Provided records
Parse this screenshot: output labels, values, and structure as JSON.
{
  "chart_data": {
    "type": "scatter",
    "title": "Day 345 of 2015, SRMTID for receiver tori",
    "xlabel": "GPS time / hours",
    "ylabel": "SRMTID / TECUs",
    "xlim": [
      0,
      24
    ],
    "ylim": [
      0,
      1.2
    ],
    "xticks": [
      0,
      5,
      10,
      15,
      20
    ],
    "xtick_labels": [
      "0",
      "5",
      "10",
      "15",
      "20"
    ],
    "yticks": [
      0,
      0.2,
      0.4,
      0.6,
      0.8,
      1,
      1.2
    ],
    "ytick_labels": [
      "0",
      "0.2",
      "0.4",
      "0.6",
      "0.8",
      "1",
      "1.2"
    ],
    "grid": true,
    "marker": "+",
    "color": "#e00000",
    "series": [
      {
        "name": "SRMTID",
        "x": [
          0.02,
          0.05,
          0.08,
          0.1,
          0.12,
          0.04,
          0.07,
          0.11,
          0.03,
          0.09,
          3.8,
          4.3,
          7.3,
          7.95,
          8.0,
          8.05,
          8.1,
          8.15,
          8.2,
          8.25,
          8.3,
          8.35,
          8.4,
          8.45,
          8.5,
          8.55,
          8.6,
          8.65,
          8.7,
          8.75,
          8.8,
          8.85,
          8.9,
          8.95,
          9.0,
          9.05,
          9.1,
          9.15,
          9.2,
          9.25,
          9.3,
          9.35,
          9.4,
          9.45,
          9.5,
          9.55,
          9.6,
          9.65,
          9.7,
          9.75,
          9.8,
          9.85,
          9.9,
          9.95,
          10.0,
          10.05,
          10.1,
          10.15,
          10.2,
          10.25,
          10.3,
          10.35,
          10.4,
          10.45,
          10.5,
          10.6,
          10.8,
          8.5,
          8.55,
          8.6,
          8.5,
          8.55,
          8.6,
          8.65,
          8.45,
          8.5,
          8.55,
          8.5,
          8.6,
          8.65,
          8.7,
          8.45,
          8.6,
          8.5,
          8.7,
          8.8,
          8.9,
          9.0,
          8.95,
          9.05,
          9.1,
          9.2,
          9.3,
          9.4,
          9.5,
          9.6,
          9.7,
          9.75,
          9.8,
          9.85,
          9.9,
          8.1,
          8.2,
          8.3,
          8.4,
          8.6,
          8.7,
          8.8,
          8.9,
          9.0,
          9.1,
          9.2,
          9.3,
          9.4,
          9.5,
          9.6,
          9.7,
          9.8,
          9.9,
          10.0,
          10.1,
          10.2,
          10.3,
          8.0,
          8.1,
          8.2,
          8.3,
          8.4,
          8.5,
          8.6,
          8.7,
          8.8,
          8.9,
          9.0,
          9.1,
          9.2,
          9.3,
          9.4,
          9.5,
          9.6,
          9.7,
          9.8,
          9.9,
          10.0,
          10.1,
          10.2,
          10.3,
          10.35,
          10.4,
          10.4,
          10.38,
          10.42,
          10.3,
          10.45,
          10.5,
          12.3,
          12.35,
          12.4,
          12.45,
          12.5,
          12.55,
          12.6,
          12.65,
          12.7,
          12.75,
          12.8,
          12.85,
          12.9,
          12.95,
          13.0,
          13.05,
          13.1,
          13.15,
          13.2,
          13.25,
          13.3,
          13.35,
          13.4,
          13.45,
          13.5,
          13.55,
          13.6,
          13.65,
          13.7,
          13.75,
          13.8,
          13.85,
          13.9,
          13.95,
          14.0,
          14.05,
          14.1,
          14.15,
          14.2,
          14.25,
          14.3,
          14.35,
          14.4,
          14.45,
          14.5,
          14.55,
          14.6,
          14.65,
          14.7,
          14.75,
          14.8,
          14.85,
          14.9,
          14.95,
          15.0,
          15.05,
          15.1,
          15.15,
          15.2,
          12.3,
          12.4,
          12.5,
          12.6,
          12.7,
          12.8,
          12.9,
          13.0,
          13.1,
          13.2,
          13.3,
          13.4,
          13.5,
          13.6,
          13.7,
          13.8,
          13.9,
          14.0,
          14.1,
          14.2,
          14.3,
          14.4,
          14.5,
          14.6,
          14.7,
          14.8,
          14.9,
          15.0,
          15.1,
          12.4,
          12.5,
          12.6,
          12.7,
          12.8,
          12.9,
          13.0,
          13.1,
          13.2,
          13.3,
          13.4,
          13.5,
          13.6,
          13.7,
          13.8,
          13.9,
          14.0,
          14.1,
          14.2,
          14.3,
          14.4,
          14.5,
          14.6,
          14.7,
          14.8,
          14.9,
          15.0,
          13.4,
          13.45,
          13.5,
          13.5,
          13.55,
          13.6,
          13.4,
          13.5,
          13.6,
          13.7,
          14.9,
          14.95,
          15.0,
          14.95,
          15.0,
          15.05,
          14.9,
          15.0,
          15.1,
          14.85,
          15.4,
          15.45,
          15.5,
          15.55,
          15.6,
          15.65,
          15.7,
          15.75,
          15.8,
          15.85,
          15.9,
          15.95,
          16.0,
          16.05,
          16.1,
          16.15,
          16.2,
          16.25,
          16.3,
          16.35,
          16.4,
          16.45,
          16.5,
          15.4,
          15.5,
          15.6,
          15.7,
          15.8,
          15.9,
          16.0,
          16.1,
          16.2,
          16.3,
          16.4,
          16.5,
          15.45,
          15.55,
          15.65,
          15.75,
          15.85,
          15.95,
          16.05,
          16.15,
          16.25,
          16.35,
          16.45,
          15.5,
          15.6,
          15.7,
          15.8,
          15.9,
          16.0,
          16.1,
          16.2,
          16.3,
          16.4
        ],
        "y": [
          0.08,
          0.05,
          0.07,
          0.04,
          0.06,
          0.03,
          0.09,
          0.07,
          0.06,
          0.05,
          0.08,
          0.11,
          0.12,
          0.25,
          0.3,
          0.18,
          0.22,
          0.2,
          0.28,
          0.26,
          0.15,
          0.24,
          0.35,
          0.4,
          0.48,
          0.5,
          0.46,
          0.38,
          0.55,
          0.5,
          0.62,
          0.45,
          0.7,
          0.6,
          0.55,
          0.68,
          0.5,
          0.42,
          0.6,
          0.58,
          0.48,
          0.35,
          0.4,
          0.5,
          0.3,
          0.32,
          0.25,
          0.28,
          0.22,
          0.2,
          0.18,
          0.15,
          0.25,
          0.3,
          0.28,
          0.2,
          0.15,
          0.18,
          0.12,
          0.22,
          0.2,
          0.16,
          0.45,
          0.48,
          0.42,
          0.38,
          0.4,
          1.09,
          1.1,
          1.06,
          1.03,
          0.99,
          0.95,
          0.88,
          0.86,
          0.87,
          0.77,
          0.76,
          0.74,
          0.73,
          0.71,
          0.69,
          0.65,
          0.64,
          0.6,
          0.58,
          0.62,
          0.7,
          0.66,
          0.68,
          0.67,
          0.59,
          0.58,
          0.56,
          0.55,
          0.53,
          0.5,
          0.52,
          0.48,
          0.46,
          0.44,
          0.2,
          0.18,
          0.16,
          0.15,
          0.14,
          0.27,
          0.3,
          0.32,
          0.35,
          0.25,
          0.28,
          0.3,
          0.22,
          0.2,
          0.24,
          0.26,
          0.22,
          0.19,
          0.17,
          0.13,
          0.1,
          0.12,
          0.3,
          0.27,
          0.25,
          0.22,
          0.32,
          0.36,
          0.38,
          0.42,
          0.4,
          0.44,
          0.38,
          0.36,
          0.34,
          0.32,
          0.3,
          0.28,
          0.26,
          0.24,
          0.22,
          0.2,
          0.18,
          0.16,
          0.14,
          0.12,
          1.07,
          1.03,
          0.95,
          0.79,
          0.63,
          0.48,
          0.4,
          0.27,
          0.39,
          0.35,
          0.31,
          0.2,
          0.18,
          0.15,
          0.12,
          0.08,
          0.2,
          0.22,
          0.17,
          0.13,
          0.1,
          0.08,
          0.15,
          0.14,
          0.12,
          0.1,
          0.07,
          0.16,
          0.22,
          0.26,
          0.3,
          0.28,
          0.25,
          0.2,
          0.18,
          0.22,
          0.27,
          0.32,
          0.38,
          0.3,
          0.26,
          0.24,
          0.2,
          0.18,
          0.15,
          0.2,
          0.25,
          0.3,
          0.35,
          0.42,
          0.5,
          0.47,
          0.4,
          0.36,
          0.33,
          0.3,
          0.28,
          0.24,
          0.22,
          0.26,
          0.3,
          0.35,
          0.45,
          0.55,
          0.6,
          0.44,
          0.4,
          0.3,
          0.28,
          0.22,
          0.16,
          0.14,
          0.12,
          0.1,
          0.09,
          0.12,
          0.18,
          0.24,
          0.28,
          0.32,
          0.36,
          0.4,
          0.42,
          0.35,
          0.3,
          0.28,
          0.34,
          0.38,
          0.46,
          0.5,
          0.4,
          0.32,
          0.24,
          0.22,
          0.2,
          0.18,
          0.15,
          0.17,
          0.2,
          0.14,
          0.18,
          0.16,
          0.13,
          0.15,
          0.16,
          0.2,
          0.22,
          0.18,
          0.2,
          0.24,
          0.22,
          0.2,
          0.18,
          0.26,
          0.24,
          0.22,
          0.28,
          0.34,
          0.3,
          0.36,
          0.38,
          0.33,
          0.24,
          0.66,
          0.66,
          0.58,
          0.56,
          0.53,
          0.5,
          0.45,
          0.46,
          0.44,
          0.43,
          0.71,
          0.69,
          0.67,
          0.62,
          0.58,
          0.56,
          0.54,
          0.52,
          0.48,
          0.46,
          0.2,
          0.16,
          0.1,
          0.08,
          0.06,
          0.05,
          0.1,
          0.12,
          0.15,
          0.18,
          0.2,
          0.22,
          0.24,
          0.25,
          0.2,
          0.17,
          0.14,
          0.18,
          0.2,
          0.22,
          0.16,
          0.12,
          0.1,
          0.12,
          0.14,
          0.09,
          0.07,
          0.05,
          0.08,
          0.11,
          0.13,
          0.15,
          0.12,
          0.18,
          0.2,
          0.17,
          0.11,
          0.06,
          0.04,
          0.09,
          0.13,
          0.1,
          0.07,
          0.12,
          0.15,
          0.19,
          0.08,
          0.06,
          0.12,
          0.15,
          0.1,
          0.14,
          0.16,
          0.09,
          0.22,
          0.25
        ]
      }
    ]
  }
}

Given exercise
Where a line contains the string "SRMTID", extract that line.

Completed exercise
    "title": "Day 345 of 2015, SRMTID for receiver tori",
    "ylabel": "SRMTID / TECUs",
        "name": "SRMTID",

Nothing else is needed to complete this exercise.